Task
Return the listing below unchanged, minus its pictures.

Records shown
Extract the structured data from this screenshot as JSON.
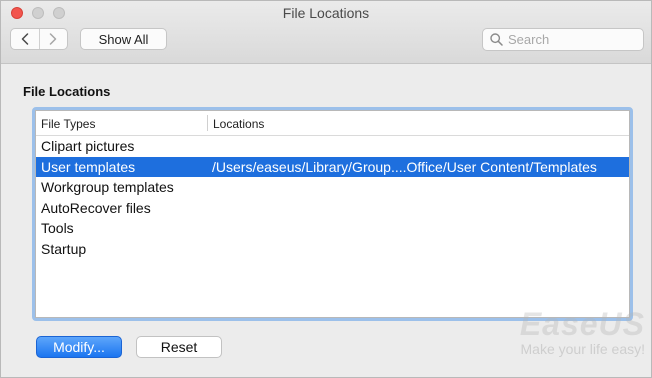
{
  "window": {
    "title": "File Locations"
  },
  "toolbar": {
    "show_all_label": "Show All",
    "search_placeholder": "Search",
    "back_icon": "chevron-left-icon",
    "forward_icon": "chevron-right-icon",
    "search_icon": "magnifier-icon"
  },
  "section": {
    "title": "File Locations"
  },
  "table": {
    "columns": [
      "File Types",
      "Locations"
    ],
    "rows": [
      {
        "type": "Clipart pictures",
        "location": ""
      },
      {
        "type": "User templates",
        "location": "/Users/easeus/Library/Group....Office/User Content/Templates",
        "selected": true
      },
      {
        "type": "Workgroup templates",
        "location": ""
      },
      {
        "type": "AutoRecover files",
        "location": ""
      },
      {
        "type": "Tools",
        "location": ""
      },
      {
        "type": "Startup",
        "location": ""
      }
    ]
  },
  "buttons": {
    "modify_label": "Modify...",
    "reset_label": "Reset"
  },
  "watermark": {
    "brand": "EaseUS",
    "tagline": "Make your life easy!"
  },
  "colors": {
    "selection": "#1e6fde",
    "focus_ring": "#9cc0ea",
    "primary_button": "#1b75f0"
  }
}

Result for this exercise
Extract the structured data from this screenshot as JSON.
{
  "window": {
    "title": "File Locations"
  },
  "toolbar": {
    "show_all_label": "Show All",
    "search_placeholder": "Search",
    "back_icon": "chevron-left-icon",
    "forward_icon": "chevron-right-icon",
    "search_icon": "magnifier-icon"
  },
  "section": {
    "title": "File Locations"
  },
  "table": {
    "columns": [
      "File Types",
      "Locations"
    ],
    "rows": [
      {
        "type": "Clipart pictures",
        "location": ""
      },
      {
        "type": "User templates",
        "location": "/Users/easeus/Library/Group....Office/User Content/Templates",
        "selected": true
      },
      {
        "type": "Workgroup templates",
        "location": ""
      },
      {
        "type": "AutoRecover files",
        "location": ""
      },
      {
        "type": "Tools",
        "location": ""
      },
      {
        "type": "Startup",
        "location": ""
      }
    ]
  },
  "buttons": {
    "modify_label": "Modify...",
    "reset_label": "Reset"
  },
  "watermark": {
    "brand": "EaseUS",
    "tagline": "Make your life easy!"
  },
  "colors": {
    "selection": "#1e6fde",
    "focus_ring": "#9cc0ea",
    "primary_button": "#1b75f0"
  }
}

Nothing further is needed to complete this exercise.